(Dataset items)
━━━━━━━━━━━━━━━━━━━━

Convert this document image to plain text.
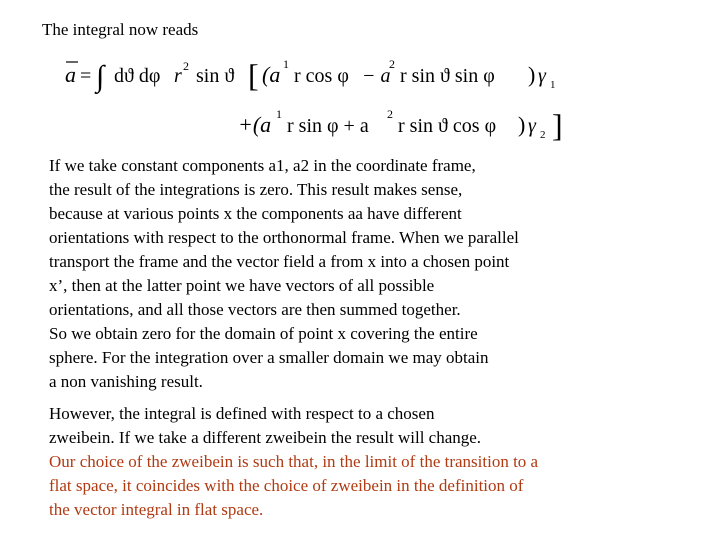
The integral now reads
a = ∫ dϑ dφ r 2 sin ϑ [ (a 1
r cos φ − a
2
r sin ϑ sin φ ) γ 1
+(a 1
r sin φ + a
2
r sin ϑ cos φ ) γ 2 ]
If we take constant components a1, a2 in the coordinate frame,
the result of the integrations is zero. This result makes sense,
because at various points x the components aa have different
orientations with respect to the orthonormal frame. When we parallel
transport the frame and the vector field a from x into a chosen point
x’, then at the latter point we have vectors of all possible
orientations, and all those vectors are then summed together.
So we obtain zero for the domain of point x covering the entire
sphere. For the integration over a smaller domain we may obtain
a non vanishing result.
However, the integral is defined with respect to a chosen
zweibein. If we take a different zweibein the result will change.
Our choice of the zweibein is such that, in the limit of the transition to a
flat space, it coincides with the choice of zweibein in the definition of
the vector integral in flat space.
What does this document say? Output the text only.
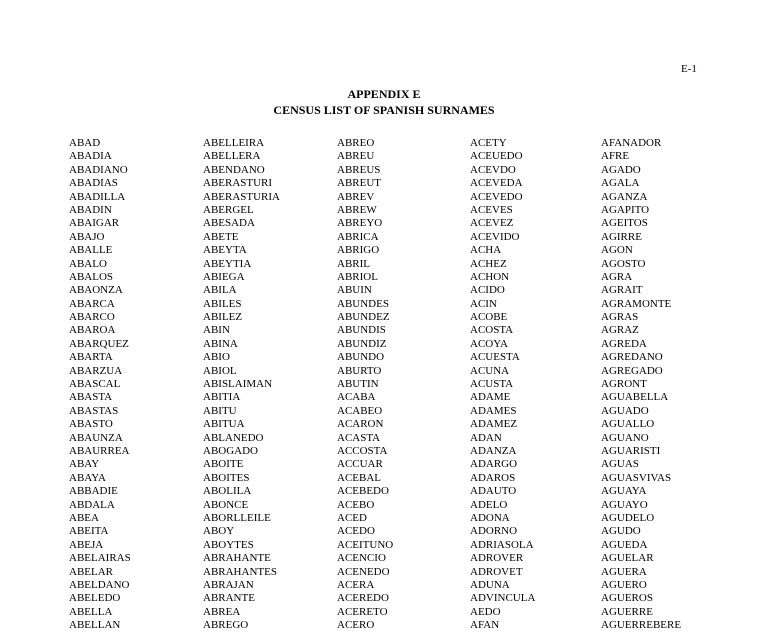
E-1
APPENDIX E
CENSUS LIST OF SPANISH SURNAMES
ABAD
ABADIA
ABADIANO
ABADIAS
ABADILLA
ABADIN
ABAIGAR
ABAJO
ABALLE
ABALO
ABALOS
ABAONZA
ABARCA
ABARCO
ABAROA
ABARQUEZ
ABARTA
ABARZUA
ABASCAL
ABASTA
ABASTAS
ABASTO
ABAUNZA
ABAURREA
ABAY
ABAYA
ABBADIE
ABDALA
ABEA
ABEITA
ABEJA
ABELAIRAS
ABELAR
ABELDANO
ABELEDO
ABELLA
ABELLAN
ABELLEIRA
ABELLERA
ABENDANO
ABERASTURI
ABERASTURIA
ABERGEL
ABESADA
ABETE
ABEYTA
ABEYTIA
ABIEGA
ABILA
ABILES
ABILEZ
ABIN
ABINA
ABIO
ABIOL
ABISLAIMAN
ABITIA
ABITU
ABITUA
ABLANEDO
ABOGADO
ABOITE
ABOITES
ABOLILA
ABONCE
ABORLLEILE
ABOY
ABOYTES
ABRAHANTE
ABRAHANTES
ABRAJAN
ABRANTE
ABREA
ABREGO
ABREO
ABREU
ABREUS
ABREUT
ABREV
ABREW
ABREYO
ABRICA
ABRIGO
ABRIL
ABRIOL
ABUIN
ABUNDES
ABUNDEZ
ABUNDIS
ABUNDIZ
ABUNDO
ABURTO
ABUTIN
ACABA
ACABEO
ACARON
ACASTA
ACCOSTA
ACCUAR
ACEBAL
ACEBEDO
ACEBO
ACED
ACEDO
ACEITUNO
ACENCIO
ACENEDO
ACERA
ACEREDO
ACERETO
ACERO
ACETY
ACEUEDO
ACEVDO
ACEVEDA
ACEVEDO
ACEVES
ACEVEZ
ACEVIDO
ACHA
ACHEZ
ACHON
ACIDO
ACIN
ACOBE
ACOSTA
ACOYA
ACUESTA
ACUNA
ACUSTA
ADAME
ADAMES
ADAMEZ
ADAN
ADANZA
ADARGO
ADAROS
ADAUTO
ADELO
ADONA
ADORNO
ADRIASOLA
ADROVER
ADROVET
ADUNA
ADVINCULA
AEDO
AFAN
AFANADOR
AFRE
AGADO
AGALA
AGANZA
AGAPITO
AGEITOS
AGIRRE
AGON
AGOSTO
AGRA
AGRAIT
AGRAMONTE
AGRAS
AGRAZ
AGREDA
AGREDANO
AGREGADO
AGRONT
AGUABELLA
AGUADO
AGUALLO
AGUANO
AGUARISTI
AGUAS
AGUASVIVAS
AGUAYA
AGUAYO
AGUDELO
AGUDO
AGUEDA
AGUELAR
AGUERA
AGUERO
AGUEROS
AGUERRE
AGUERREBERE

━━━━━━━━━━━━━━━━━━━━

WHAT YOU NEED TO DO: From the entries above, collect every line with the string "document" in it.

PROBLEM SOLUTION:
Convert this document image to plain text.
What does this document say? Output the text only.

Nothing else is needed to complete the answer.